• **Description of the task**: Pick out every line of the entries below where "tandvlees" occurs, and copy those lines.

━━ Material to process

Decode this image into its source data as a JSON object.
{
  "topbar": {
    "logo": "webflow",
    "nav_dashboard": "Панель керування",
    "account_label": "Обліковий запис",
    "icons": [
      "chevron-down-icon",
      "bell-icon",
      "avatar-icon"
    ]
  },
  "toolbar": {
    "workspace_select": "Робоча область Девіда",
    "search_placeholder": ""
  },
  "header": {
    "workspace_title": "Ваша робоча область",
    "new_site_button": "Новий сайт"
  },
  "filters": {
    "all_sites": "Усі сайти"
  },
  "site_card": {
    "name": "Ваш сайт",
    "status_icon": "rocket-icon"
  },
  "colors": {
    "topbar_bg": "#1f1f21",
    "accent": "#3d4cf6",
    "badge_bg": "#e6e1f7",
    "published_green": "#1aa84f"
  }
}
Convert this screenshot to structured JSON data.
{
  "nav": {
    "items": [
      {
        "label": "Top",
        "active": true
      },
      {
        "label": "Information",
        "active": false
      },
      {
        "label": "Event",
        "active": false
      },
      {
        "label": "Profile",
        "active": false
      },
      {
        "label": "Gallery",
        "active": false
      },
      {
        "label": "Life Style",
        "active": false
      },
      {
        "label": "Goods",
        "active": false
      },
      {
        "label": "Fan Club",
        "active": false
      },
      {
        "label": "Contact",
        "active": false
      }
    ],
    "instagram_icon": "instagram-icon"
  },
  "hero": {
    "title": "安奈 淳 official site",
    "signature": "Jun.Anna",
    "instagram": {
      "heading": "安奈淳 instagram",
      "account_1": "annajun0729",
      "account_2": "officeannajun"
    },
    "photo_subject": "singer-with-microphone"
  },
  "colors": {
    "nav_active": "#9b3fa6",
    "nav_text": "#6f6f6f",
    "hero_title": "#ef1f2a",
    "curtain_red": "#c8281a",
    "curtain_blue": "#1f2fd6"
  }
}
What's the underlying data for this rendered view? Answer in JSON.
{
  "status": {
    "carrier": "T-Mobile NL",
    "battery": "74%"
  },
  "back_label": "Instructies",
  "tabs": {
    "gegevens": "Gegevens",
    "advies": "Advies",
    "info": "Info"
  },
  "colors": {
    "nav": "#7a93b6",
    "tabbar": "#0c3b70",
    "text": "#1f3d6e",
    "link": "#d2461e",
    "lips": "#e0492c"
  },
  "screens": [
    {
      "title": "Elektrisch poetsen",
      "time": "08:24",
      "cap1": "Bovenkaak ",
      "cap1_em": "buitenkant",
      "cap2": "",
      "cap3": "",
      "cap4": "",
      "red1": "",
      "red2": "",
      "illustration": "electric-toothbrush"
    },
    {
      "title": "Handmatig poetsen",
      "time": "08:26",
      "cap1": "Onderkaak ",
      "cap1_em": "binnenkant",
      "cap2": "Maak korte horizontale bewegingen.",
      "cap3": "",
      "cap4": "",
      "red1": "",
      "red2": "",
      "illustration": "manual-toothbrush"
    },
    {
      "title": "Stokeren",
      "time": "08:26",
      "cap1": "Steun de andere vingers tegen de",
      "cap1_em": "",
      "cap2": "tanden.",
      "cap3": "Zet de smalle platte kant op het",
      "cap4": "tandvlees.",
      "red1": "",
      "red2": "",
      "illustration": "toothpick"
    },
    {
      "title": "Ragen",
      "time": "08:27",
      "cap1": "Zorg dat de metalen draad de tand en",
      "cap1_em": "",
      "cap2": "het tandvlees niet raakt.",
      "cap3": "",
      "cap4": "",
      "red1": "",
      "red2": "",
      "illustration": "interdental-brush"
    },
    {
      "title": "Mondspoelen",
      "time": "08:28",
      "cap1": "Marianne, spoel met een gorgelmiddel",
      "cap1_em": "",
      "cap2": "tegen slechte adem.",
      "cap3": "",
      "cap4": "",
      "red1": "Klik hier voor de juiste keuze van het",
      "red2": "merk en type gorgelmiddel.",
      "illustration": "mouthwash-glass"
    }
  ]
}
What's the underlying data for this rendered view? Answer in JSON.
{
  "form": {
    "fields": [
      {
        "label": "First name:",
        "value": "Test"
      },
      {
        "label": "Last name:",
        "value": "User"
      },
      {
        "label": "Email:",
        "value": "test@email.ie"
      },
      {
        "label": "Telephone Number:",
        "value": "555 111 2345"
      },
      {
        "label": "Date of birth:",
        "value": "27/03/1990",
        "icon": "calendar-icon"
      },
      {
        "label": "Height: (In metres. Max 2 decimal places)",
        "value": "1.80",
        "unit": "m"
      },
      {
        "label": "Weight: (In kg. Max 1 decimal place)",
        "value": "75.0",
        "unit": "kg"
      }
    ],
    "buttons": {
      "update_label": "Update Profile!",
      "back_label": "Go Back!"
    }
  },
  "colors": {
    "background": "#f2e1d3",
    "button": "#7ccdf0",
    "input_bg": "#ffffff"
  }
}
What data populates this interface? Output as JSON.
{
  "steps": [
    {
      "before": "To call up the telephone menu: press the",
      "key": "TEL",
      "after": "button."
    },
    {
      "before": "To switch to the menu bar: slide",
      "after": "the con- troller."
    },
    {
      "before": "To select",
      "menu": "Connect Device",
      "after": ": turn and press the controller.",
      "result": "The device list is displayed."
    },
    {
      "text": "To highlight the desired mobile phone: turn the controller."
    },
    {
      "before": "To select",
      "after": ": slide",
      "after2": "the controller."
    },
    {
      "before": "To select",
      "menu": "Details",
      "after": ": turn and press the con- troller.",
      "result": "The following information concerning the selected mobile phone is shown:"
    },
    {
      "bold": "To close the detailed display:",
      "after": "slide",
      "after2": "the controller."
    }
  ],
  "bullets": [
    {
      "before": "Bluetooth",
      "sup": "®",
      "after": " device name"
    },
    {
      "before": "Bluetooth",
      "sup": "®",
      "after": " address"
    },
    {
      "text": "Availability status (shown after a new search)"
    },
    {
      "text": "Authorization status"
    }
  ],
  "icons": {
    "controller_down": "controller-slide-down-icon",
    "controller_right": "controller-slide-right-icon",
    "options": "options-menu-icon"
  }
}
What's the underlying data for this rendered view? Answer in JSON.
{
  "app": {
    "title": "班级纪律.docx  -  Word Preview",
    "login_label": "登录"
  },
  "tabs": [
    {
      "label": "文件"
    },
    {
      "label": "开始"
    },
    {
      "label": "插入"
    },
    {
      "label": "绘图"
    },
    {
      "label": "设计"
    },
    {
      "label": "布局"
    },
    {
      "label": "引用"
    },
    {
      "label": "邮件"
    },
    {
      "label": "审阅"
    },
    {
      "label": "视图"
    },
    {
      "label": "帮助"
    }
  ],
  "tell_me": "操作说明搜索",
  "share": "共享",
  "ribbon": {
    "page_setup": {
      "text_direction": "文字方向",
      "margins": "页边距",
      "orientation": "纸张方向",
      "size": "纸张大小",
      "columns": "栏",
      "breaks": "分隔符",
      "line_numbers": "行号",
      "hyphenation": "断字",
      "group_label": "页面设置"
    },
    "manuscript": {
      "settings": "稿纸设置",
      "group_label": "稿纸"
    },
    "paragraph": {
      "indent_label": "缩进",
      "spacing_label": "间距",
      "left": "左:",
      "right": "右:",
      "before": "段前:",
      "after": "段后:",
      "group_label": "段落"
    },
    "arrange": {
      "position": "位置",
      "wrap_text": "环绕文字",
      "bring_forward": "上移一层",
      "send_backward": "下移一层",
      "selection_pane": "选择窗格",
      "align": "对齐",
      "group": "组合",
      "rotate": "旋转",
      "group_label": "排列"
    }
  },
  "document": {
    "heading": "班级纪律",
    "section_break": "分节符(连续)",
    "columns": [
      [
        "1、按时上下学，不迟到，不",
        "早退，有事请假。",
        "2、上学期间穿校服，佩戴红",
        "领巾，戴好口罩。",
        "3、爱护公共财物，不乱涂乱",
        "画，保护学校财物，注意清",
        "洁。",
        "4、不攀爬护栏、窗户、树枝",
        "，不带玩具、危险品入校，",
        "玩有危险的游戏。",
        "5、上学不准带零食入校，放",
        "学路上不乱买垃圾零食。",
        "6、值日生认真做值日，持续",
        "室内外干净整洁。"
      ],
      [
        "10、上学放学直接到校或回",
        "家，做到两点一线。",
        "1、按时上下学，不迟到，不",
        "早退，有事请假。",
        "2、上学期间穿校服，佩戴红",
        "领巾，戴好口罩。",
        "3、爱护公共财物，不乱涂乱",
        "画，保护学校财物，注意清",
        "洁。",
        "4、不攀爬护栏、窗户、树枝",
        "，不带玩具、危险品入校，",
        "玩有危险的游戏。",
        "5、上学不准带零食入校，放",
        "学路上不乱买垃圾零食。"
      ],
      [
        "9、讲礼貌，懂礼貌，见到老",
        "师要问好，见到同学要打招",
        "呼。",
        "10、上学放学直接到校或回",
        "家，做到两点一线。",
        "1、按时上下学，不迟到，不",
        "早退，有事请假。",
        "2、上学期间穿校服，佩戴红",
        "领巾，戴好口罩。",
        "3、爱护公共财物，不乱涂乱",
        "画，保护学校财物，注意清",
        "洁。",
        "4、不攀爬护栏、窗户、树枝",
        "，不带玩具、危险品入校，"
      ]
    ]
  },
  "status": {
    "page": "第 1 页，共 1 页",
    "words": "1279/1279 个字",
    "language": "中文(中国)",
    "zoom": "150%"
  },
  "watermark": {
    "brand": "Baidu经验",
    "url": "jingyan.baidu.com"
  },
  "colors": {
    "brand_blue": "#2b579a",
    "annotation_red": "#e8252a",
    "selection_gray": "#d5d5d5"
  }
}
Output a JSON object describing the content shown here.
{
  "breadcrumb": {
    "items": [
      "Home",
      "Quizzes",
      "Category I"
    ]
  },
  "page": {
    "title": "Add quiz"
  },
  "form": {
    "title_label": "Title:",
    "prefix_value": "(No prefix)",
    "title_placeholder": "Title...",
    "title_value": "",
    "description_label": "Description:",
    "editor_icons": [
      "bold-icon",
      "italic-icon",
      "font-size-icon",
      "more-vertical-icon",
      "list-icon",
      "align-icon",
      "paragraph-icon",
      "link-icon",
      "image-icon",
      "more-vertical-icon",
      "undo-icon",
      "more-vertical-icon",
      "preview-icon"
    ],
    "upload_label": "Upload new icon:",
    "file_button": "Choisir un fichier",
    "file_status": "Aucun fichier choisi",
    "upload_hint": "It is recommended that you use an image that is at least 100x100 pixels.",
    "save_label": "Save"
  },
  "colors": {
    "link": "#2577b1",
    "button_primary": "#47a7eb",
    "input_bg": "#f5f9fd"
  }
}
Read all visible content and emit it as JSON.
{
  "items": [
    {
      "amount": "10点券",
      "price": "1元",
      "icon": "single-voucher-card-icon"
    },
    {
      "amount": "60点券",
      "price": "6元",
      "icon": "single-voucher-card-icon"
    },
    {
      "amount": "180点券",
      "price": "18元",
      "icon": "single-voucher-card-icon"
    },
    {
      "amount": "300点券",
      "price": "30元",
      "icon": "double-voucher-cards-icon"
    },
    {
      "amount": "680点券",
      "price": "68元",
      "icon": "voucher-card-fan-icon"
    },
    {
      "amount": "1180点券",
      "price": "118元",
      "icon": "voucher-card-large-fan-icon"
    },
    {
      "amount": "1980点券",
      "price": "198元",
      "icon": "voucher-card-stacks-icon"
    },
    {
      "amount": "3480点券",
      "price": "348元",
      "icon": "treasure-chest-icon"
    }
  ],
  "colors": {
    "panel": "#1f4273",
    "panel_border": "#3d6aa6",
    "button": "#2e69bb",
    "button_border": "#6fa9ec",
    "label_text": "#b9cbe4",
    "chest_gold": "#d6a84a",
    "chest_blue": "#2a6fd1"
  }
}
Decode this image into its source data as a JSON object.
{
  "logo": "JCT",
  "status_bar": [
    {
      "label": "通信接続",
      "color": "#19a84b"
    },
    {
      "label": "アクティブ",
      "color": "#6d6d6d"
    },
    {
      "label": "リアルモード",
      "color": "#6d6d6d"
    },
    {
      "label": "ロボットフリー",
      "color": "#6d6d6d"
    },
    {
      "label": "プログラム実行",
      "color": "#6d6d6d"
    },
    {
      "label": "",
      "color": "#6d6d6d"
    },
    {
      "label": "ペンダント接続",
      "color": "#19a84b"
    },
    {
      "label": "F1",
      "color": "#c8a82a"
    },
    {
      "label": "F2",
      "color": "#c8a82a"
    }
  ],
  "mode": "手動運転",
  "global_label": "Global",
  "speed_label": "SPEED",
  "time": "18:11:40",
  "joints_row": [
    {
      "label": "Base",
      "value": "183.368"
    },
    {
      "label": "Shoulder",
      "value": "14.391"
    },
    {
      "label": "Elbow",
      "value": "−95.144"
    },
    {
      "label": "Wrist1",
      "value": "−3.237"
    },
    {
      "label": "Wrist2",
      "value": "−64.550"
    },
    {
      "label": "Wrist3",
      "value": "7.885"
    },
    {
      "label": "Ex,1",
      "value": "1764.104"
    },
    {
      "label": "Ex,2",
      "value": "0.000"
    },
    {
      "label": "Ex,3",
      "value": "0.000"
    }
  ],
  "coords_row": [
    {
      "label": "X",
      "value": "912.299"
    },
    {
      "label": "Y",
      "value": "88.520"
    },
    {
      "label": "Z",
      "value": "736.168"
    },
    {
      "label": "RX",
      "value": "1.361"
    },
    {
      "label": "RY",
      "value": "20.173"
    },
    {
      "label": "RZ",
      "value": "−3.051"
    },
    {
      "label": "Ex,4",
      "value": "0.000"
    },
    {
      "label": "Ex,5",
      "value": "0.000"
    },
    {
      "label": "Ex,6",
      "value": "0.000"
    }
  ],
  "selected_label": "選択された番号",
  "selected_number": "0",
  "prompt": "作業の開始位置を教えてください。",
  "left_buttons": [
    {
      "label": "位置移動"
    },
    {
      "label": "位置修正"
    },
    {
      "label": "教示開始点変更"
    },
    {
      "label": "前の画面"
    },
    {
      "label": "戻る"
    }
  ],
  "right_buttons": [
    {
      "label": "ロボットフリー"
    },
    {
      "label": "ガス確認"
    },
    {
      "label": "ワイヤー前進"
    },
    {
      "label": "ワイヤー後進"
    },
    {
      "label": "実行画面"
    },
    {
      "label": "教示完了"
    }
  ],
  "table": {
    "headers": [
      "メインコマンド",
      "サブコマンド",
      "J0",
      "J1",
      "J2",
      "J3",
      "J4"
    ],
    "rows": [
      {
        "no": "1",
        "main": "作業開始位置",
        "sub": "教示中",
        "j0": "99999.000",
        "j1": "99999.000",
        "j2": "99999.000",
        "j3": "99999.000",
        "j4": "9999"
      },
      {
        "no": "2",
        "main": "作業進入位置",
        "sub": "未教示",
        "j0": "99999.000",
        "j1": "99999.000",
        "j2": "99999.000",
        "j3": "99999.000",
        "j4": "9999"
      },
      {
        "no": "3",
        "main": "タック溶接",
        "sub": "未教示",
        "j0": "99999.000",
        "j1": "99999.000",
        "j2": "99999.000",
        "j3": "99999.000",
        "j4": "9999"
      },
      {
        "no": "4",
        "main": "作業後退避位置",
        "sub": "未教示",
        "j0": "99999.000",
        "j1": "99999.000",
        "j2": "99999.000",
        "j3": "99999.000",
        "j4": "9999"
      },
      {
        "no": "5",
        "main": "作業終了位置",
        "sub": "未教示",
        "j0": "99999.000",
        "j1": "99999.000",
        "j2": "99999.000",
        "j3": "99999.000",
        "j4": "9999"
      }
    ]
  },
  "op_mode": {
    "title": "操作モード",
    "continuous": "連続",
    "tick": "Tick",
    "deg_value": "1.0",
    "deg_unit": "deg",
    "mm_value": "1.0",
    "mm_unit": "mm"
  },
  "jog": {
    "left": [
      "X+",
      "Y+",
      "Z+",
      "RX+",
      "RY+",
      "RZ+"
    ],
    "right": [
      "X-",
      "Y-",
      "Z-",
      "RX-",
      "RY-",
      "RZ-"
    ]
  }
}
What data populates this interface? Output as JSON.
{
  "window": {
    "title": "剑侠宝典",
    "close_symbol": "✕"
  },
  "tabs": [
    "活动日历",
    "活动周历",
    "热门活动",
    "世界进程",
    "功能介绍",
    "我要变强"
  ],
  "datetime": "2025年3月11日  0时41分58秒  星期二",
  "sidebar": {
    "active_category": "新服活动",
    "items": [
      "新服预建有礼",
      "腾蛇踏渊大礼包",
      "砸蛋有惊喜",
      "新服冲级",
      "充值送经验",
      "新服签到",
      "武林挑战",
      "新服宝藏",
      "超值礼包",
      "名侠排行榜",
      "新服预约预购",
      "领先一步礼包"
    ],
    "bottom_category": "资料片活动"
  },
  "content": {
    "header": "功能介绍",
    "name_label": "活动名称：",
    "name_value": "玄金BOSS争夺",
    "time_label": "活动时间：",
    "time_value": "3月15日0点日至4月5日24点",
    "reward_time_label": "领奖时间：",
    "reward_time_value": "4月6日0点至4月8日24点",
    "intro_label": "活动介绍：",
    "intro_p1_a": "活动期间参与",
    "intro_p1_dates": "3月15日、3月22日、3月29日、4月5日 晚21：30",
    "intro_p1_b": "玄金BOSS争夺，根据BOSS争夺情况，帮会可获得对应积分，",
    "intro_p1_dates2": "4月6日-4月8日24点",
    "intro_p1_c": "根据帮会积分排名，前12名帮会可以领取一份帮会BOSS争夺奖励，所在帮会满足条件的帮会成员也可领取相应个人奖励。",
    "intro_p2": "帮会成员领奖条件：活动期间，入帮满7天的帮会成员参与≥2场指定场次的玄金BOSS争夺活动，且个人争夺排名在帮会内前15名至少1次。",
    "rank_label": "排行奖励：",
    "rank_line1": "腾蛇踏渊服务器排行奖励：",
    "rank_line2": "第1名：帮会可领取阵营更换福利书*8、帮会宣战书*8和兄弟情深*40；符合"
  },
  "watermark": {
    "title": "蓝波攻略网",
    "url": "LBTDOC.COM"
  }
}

━━━━

• **Solution below**:
      "cap4": "tandvlees.",
      "cap2": "het tandvlees niet raakt.",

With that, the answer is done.